--- Exercise goal ---
Every line of the listing must be reproduced as it stands. Leave the images behind.

--- Saved data entries ---
— begin —
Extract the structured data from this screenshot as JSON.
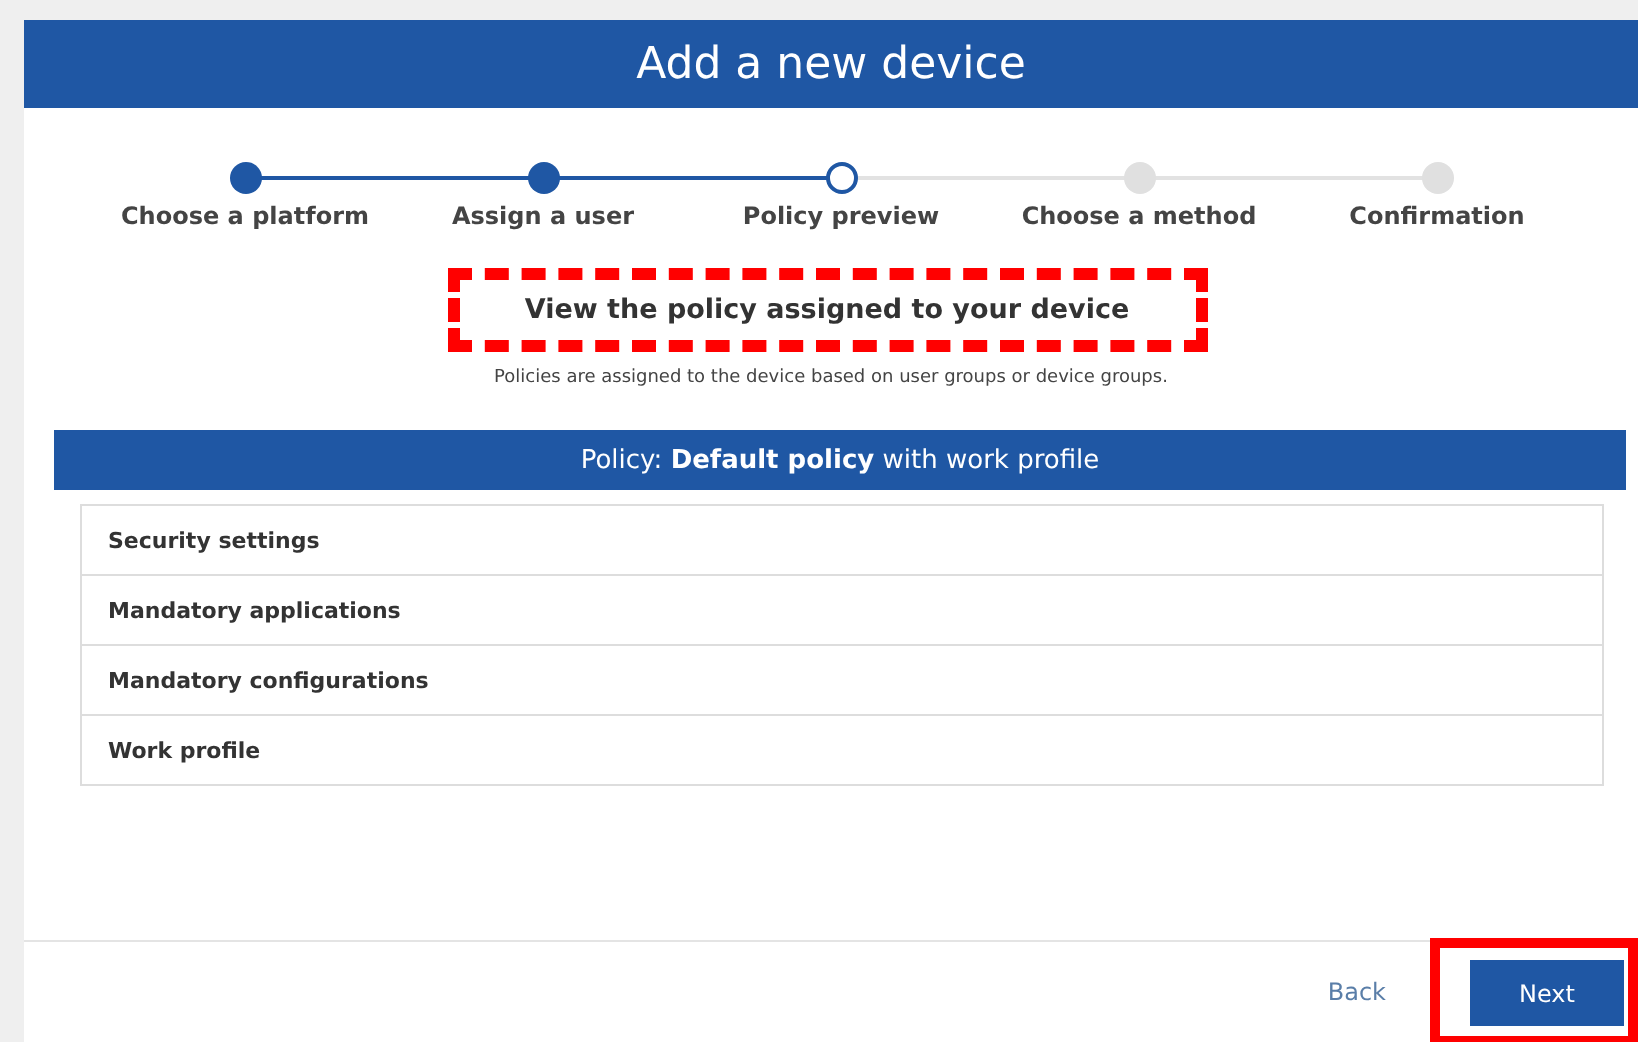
{
  "dialog": {
    "title": "Add a new device"
  },
  "steps": [
    {
      "label": "Choose a platform",
      "kind": "done"
    },
    {
      "label": "Assign a user",
      "kind": "done"
    },
    {
      "label": "Policy preview",
      "kind": "current"
    },
    {
      "label": "Choose a method",
      "kind": "pending"
    },
    {
      "label": "Confirmation",
      "kind": "pending"
    }
  ],
  "heading": "View the policy assigned to your device",
  "subheading": "Policies are assigned to the device based on user groups or device groups.",
  "policy_banner": "Policy: **Default policy** with work profile",
  "sections": [
    {
      "label": "Security settings"
    },
    {
      "label": "Mandatory applications"
    },
    {
      "label": "Mandatory configurations"
    },
    {
      "label": "Work profile"
    }
  ],
  "footer": {
    "back": "Back",
    "next": "Next"
  }
}
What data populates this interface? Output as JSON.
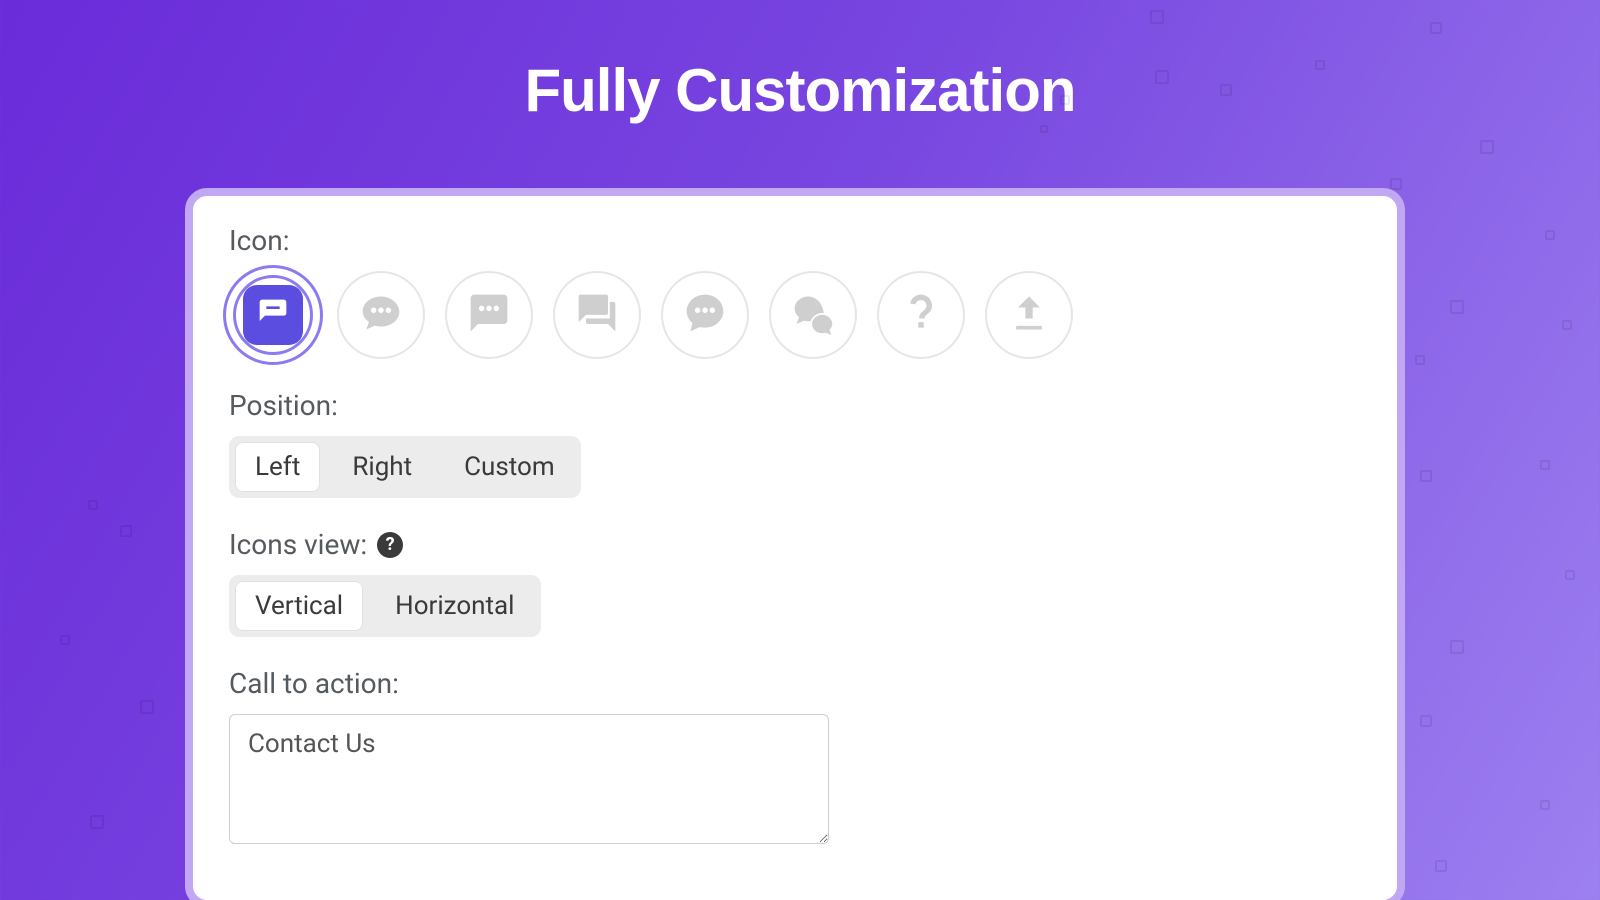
— end —
--- Response to this task ---
Extract the structured data from this screenshot as JSON.
{
  "dialog": {
    "title": "Add a new device"
  },
  "steps": [
    {
      "label": "Choose a platform",
      "kind": "done"
    },
    {
      "label": "Assign a user",
      "kind": "done"
    },
    {
      "label": "Policy preview",
      "kind": "current"
    },
    {
      "label": "Choose a method",
      "kind": "pending"
    },
    {
      "label": "Confirmation",
      "kind": "pending"
    }
  ],
  "heading": "View the policy assigned to your device",
  "subheading": "Policies are assigned to the device based on user groups or device groups.",
  "policy_banner": "Policy: **Default policy** with work profile",
  "sections": [
    {
      "label": "Security settings"
    },
    {
      "label": "Mandatory applications"
    },
    {
      "label": "Mandatory configurations"
    },
    {
      "label": "Work profile"
    }
  ],
  "footer": {
    "back": "Back",
    "next": "Next"
  }
}
What data populates this interface? Output as JSON.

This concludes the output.